AIM: Restate each entry word for word, leaving nothing out.

ENTRIES PROVIDED:
........
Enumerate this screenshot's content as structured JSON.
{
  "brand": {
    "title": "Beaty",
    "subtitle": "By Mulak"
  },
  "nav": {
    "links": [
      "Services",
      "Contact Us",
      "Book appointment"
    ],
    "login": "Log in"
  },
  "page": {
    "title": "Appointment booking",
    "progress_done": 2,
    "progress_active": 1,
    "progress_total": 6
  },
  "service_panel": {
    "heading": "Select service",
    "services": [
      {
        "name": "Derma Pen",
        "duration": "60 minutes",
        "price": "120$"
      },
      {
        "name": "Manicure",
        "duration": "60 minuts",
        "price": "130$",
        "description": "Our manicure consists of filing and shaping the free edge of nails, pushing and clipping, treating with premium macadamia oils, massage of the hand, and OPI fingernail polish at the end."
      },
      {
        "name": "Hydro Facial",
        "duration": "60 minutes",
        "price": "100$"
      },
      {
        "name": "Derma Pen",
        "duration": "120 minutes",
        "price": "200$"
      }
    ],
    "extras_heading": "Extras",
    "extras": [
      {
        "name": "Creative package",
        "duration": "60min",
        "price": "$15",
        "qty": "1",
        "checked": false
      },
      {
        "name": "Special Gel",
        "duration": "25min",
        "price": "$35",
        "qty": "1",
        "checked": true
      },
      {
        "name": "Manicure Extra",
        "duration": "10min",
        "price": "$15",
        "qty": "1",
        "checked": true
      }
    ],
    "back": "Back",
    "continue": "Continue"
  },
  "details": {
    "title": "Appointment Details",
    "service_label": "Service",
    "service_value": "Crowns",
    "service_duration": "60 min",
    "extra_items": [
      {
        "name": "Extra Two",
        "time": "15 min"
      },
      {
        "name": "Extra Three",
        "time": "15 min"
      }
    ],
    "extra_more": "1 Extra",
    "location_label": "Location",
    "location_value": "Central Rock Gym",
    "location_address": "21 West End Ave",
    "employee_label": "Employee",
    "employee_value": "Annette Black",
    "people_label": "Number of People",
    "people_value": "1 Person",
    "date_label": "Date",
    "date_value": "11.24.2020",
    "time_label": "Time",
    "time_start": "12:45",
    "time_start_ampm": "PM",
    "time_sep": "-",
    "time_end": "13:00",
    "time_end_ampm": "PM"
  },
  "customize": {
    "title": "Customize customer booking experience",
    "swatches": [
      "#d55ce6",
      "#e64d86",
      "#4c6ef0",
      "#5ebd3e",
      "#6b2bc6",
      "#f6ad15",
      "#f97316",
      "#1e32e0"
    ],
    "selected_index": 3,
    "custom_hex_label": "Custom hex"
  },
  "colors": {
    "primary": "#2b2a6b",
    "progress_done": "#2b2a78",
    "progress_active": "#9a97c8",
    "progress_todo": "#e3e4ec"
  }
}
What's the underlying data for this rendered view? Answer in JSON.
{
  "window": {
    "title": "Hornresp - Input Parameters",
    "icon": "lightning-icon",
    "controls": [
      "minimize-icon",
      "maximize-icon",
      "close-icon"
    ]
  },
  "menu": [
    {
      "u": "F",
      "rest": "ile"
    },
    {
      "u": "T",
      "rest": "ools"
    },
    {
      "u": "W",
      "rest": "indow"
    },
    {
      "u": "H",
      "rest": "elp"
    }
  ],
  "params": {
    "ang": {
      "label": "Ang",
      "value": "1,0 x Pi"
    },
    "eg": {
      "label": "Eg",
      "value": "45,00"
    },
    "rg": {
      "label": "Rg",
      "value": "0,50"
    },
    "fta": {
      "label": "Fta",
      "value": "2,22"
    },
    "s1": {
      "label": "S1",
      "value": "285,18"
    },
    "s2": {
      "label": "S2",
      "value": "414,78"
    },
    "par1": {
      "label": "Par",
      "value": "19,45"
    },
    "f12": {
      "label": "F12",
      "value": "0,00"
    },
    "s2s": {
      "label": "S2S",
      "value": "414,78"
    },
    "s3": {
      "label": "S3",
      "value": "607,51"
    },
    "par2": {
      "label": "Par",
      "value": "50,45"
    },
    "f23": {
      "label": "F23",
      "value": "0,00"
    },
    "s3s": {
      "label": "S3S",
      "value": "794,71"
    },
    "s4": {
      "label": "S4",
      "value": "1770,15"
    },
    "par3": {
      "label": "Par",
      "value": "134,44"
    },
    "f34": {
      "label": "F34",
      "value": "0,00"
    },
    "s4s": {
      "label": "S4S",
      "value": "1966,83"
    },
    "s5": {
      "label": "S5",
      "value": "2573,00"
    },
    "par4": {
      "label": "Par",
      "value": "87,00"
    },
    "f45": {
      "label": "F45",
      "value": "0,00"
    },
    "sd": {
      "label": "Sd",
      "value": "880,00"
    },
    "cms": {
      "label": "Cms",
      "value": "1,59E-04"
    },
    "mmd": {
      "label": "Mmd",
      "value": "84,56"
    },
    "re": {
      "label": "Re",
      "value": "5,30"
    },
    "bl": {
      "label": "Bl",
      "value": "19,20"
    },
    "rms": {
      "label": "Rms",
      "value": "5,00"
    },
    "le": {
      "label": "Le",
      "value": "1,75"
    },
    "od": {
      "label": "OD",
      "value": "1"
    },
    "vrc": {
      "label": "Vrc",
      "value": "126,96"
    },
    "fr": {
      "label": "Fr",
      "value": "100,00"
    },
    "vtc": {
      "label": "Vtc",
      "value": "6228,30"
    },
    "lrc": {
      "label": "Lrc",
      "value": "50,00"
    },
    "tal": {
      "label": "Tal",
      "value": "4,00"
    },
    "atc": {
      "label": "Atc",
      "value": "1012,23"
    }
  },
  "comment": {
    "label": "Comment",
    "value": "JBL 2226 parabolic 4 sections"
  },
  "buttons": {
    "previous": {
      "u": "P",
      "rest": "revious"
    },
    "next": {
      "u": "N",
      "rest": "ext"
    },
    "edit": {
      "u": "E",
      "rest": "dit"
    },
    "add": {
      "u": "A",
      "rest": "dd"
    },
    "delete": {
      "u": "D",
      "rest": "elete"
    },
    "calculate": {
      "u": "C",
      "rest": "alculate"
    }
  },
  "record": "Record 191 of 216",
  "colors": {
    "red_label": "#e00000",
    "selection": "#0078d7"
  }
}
........
CORRECT OUTPUT:
Enumerate this screenshot's content as structured JSON.
{
  "brand": {
    "title": "Beaty",
    "subtitle": "By Mulak"
  },
  "nav": {
    "links": [
      "Services",
      "Contact Us",
      "Book appointment"
    ],
    "login": "Log in"
  },
  "page": {
    "title": "Appointment booking",
    "progress_done": 2,
    "progress_active": 1,
    "progress_total": 6
  },
  "service_panel": {
    "heading": "Select service",
    "services": [
      {
        "name": "Derma Pen",
        "duration": "60 minutes",
        "price": "120$"
      },
      {
        "name": "Manicure",
        "duration": "60 minuts",
        "price": "130$",
        "description": "Our manicure consists of filing and shaping the free edge of nails, pushing and clipping, treating with premium macadamia oils, massage of the hand, and OPI fingernail polish at the end."
      },
      {
        "name": "Hydro Facial",
        "duration": "60 minutes",
        "price": "100$"
      },
      {
        "name": "Derma Pen",
        "duration": "120 minutes",
        "price": "200$"
      }
    ],
    "extras_heading": "Extras",
    "extras": [
      {
        "name": "Creative package",
        "duration": "60min",
        "price": "$15",
        "qty": "1",
        "checked": false
      },
      {
        "name": "Special Gel",
        "duration": "25min",
        "price": "$35",
        "qty": "1",
        "checked": true
      },
      {
        "name": "Manicure Extra",
        "duration": "10min",
        "price": "$15",
        "qty": "1",
        "checked": true
      }
    ],
    "back": "Back",
    "continue": "Continue"
  },
  "details": {
    "title": "Appointment Details",
    "service_label": "Service",
    "service_value": "Crowns",
    "service_duration": "60 min",
    "extra_items": [
      {
        "name": "Extra Two",
        "time": "15 min"
      },
      {
        "name": "Extra Three",
        "time": "15 min"
      }
    ],
    "extra_more": "1 Extra",
    "location_label": "Location",
    "location_value": "Central Rock Gym",
    "location_address": "21 West End Ave",
    "employee_label": "Employee",
    "employee_value": "Annette Black",
    "people_label": "Number of People",
    "people_value": "1 Person",
    "date_label": "Date",
    "date_value": "11.24.2020",
    "time_label": "Time",
    "time_start": "12:45",
    "time_start_ampm": "PM",
    "time_sep": "-",
    "time_end": "13:00",
    "time_end_ampm": "PM"
  },
  "customize": {
    "title": "Customize customer booking experience",
    "swatches": [
      "#d55ce6",
      "#e64d86",
      "#4c6ef0",
      "#5ebd3e",
      "#6b2bc6",
      "#f6ad15",
      "#f97316",
      "#1e32e0"
    ],
    "selected_index": 3,
    "custom_hex_label": "Custom hex"
  },
  "colors": {
    "primary": "#2b2a6b",
    "progress_done": "#2b2a78",
    "progress_active": "#9a97c8",
    "progress_todo": "#e3e4ec"
  }
}
What's the underlying data for this rendered view? Answer in JSON.
{
  "window": {
    "title": "Hornresp - Input Parameters",
    "icon": "lightning-icon",
    "controls": [
      "minimize-icon",
      "maximize-icon",
      "close-icon"
    ]
  },
  "menu": [
    {
      "u": "F",
      "rest": "ile"
    },
    {
      "u": "T",
      "rest": "ools"
    },
    {
      "u": "W",
      "rest": "indow"
    },
    {
      "u": "H",
      "rest": "elp"
    }
  ],
  "params": {
    "ang": {
      "label": "Ang",
      "value": "1,0 x Pi"
    },
    "eg": {
      "label": "Eg",
      "value": "45,00"
    },
    "rg": {
      "label": "Rg",
      "value": "0,50"
    },
    "fta": {
      "label": "Fta",
      "value": "2,22"
    },
    "s1": {
      "label": "S1",
      "value": "285,18"
    },
    "s2": {
      "label": "S2",
      "value": "414,78"
    },
    "par1": {
      "label": "Par",
      "value": "19,45"
    },
    "f12": {
      "label": "F12",
      "value": "0,00"
    },
    "s2s": {
      "label": "S2S",
      "value": "414,78"
    },
    "s3": {
      "label": "S3",
      "value": "607,51"
    },
    "par2": {
      "label": "Par",
      "value": "50,45"
    },
    "f23": {
      "label": "F23",
      "value": "0,00"
    },
    "s3s": {
      "label": "S3S",
      "value": "794,71"
    },
    "s4": {
      "label": "S4",
      "value": "1770,15"
    },
    "par3": {
      "label": "Par",
      "value": "134,44"
    },
    "f34": {
      "label": "F34",
      "value": "0,00"
    },
    "s4s": {
      "label": "S4S",
      "value": "1966,83"
    },
    "s5": {
      "label": "S5",
      "value": "2573,00"
    },
    "par4": {
      "label": "Par",
      "value": "87,00"
    },
    "f45": {
      "label": "F45",
      "value": "0,00"
    },
    "sd": {
      "label": "Sd",
      "value": "880,00"
    },
    "cms": {
      "label": "Cms",
      "value": "1,59E-04"
    },
    "mmd": {
      "label": "Mmd",
      "value": "84,56"
    },
    "re": {
      "label": "Re",
      "value": "5,30"
    },
    "bl": {
      "label": "Bl",
      "value": "19,20"
    },
    "rms": {
      "label": "Rms",
      "value": "5,00"
    },
    "le": {
      "label": "Le",
      "value": "1,75"
    },
    "od": {
      "label": "OD",
      "value": "1"
    },
    "vrc": {
      "label": "Vrc",
      "value": "126,96"
    },
    "fr": {
      "label": "Fr",
      "value": "100,00"
    },
    "vtc": {
      "label": "Vtc",
      "value": "6228,30"
    },
    "lrc": {
      "label": "Lrc",
      "value": "50,00"
    },
    "tal": {
      "label": "Tal",
      "value": "4,00"
    },
    "atc": {
      "label": "Atc",
      "value": "1012,23"
    }
  },
  "comment": {
    "label": "Comment",
    "value": "JBL 2226 parabolic 4 sections"
  },
  "buttons": {
    "previous": {
      "u": "P",
      "rest": "revious"
    },
    "next": {
      "u": "N",
      "rest": "ext"
    },
    "edit": {
      "u": "E",
      "rest": "dit"
    },
    "add": {
      "u": "A",
      "rest": "dd"
    },
    "delete": {
      "u": "D",
      "rest": "elete"
    },
    "calculate": {
      "u": "C",
      "rest": "alculate"
    }
  },
  "record": "Record 191 of 216",
  "colors": {
    "red_label": "#e00000",
    "selection": "#0078d7"
  }
}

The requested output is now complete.